## EXERCISE DIRECTIONS
Both ends included, set down the lines from the line containing "Read this page and output its text content." through the last line of the records below, without pictures.

## INPUT ROWS
/---
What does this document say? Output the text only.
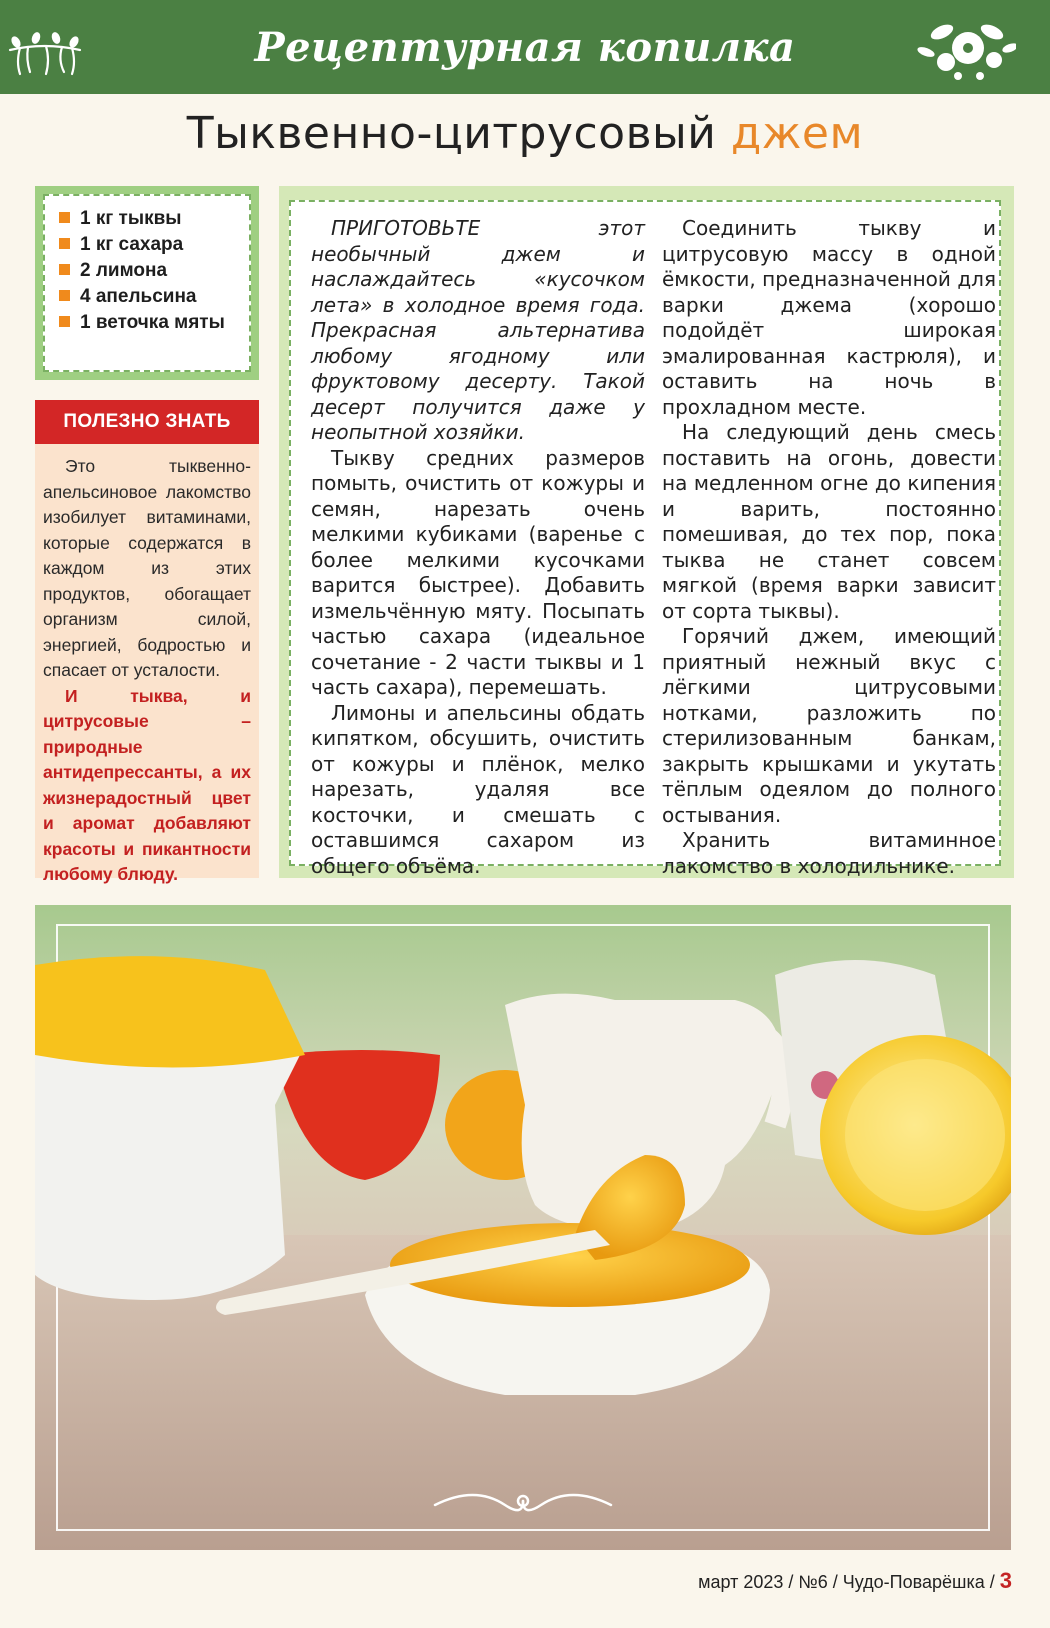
Рецептурная копилка
Тыквенно-цитрусовый джем
1 кг тыквы
1 кг сахара
2 лимона
4 апельсина
1 веточка мяты
ПОЛЕЗНО ЗНАТЬ

Это тыквенно-апельсиновое лакомство изобилует витаминами, которые содержатся в каждом из этих продуктов, обогащает организм силой, энергией, бодростью и спасает от усталости.

И тыква, и цитрусовые – природные антидепрессанты, а их жизнерадостный цвет и аромат добавляют красоты и пикантности любому блюду.

ПРИГОТОВЬТЕ этот необычный джем и наслаждайтесь «кусочком лета» в холодное время года. Прекрасная альтернатива любому ягодному или фруктовому десерту. Такой десерт получится даже у неопытной хозяйки.

Тыкву средних размеров помыть, очистить от кожуры и семян, нарезать очень мелкими кубиками (варенье с более мелкими кусочками варится быстрее). Добавить измельчённую мяту. Посыпать частью сахара (идеальное сочетание - 2 части тыквы и 1 часть сахара), перемешать.

Лимоны и апельсины обдать кипятком, обсушить, очистить от кожуры и плёнок, мелко нарезать, удаляя все косточки, и смешать с оставшимся сахаром из общего объёма.

Соединить тыкву и цитрусовую массу в одной ёмкости, предназначенной для варки джема (хорошо подойдёт широкая эмалированная кастрюля), и оставить на ночь в прохладном месте.

На следующий день смесь поставить на огонь, довести на медленном огне до кипения и варить, постоянно помешивая, до тех пор, пока тыква не станет совсем мягкой (время варки зависит от сорта тыквы).

Горячий джем, имеющий приятный нежный вкус с лёгкими цитрусовыми нотками, разложить по стерилизованным банкам, закрыть крышками и укутать тёплым одеялом до полного остывания.

Хранить витаминное лакомство в холодильнике.

март 2023 / №6 / Чудо-Поварёшка / 3
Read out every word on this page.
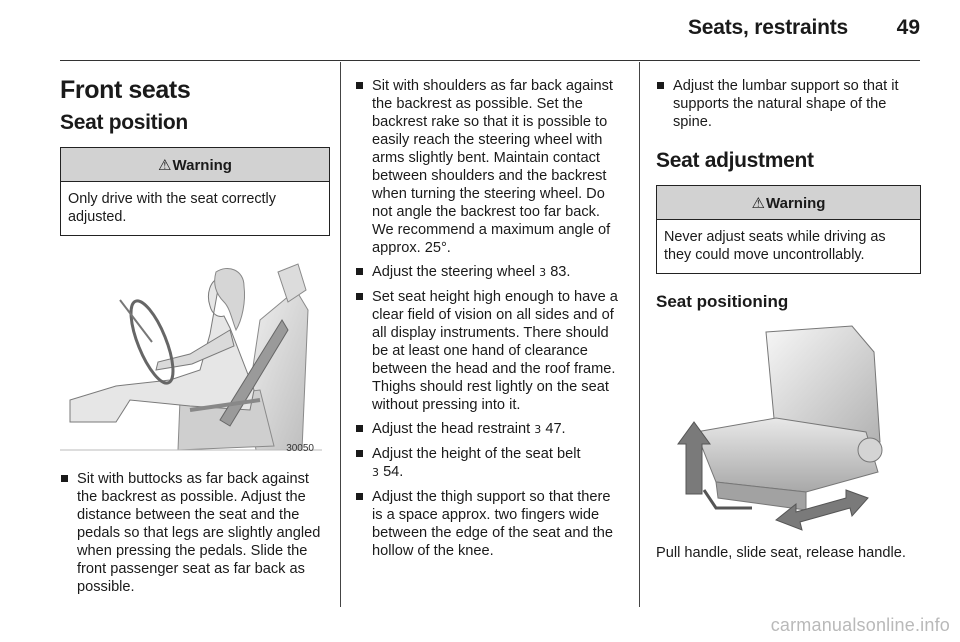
Seats, restraints 49
Front seats
Seat position
⚠Warning
Only drive with the seat correctly adjusted.
30050
Sit with buttocks as far back against the backrest as possible. Adjust the distance between the seat and the pedals so that legs are slightly angled when pressing the pedals. Slide the front passenger seat as far back as possible.
Sit with shoulders as far back against the backrest as possible. Set the backrest rake so that it is possible to easily reach the steering wheel with arms slightly bent. Maintain contact between shoulders and the backrest when turning the steering wheel. Do not angle the backrest too far back. We recommend a maximum angle of approx. 25°.
Adjust the steering wheel 3 83.
Set seat height high enough to have a clear field of vision on all sides and of all display instruments. There should be at least one hand of clearance between the head and the roof frame. Thighs should rest lightly on the seat without pressing into it.
Adjust the head restraint 3 47.
Adjust the height of the seat belt
3 54.
Adjust the thigh support so that there is a space approx. two fingers wide between the edge of the seat and the hollow of the knee.
Adjust the lumbar support so that it supports the natural shape of the spine.
Seat adjustment
⚠Warning
Never adjust seats while driving as they could move uncontrollably.
Seat positioning

Pull handle, slide seat, release handle.

carmanualsonline.info
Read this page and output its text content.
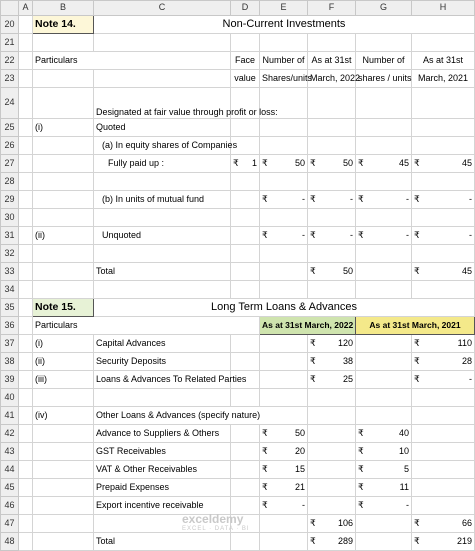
	A	B	C	D	E	F	G	H
20		Note 14.	Non-Current Investments					
21								
22		Particulars		Face	Number of	As at 31st	Number of	As at 31st
23				value	Shares/units	March, 2022	shares / units	March, 2021
24			Designated at fair value through profit or loss:					
25		(i)	Quoted					
26			(a) In equity shares of Companies					
27			Fully paid up :	₹ 1	₹ 50	₹ 50	₹ 45	₹ 45

28								
29			(b) In units of mutual fund		₹ -	₹ -	₹ -	₹ -

30								
31		(ii)	Unquoted		₹ -	₹ -	₹ -	₹ -

32								
33			Total			₹ 50		₹ 45

34								
35		Note 15.	Long Term Loans & Advances					
36		Particulars			As at 31st March, 2022		As at 31st March, 2021	
37		(i)	Capital Advances			₹ 120		₹ 110

38		(ii)	Security Deposits			₹ 38		₹ 28

39		(iii)	Loans & Advances To Related Parties			₹ 25		₹ -

40								
41		(iv)	Other Loans & Advances (specify nature)					
42			Advance to Suppliers & Others		₹ 50		₹ 40	

43			GST Receivables		₹ 20		₹ 10	

44			VAT & Other Receivables		₹ 15		₹ 5	

45			Prepaid Expenses		₹ 21		₹ 11	

46			Export incentive receivable		₹ -		₹ -	

47						₹ 106		₹ 66

48			Total			₹ 289		₹ 219
exceldemy
EXCEL · DATA · BI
\---
## RESULT OF THE TASK
Read this page and output its text content.
	A	B	C	D	E	F	G	H
20		Note 14.	Non-Current Investments					
21								
22		Particulars		Face	Number of	As at 31st	Number of	As at 31st
23				value	Shares/units	March, 2022	shares / units	March, 2021
24			Designated at fair value through profit or loss:					
25		(i)	Quoted					
26			(a) In equity shares of Companies					
27			Fully paid up :	₹ 1	₹ 50	₹ 50	₹ 45	₹ 45

28								
29			(b) In units of mutual fund		₹ -	₹ -	₹ -	₹ -

30								
31		(ii)	Unquoted		₹ -	₹ -	₹ -	₹ -

32								
33			Total			₹ 50		₹ 45

34								
35		Note 15.	Long Term Loans & Advances					
36		Particulars			As at 31st March, 2022		As at 31st March, 2021	
37		(i)	Capital Advances			₹ 120		₹ 110

38		(ii)	Security Deposits			₹ 38		₹ 28

39		(iii)	Loans & Advances To Related Parties			₹ 25		₹ -

40								
41		(iv)	Other Loans & Advances (specify nature)					
42			Advance to Suppliers & Others		₹ 50		₹ 40	

43			GST Receivables		₹ 20		₹ 10	

44			VAT & Other Receivables		₹ 15		₹ 5	

45			Prepaid Expenses		₹ 21		₹ 11	

46			Export incentive receivable		₹ -		₹ -	

47						₹ 106		₹ 66

48			Total			₹ 289		₹ 219
exceldemy
EXCEL · DATA · BI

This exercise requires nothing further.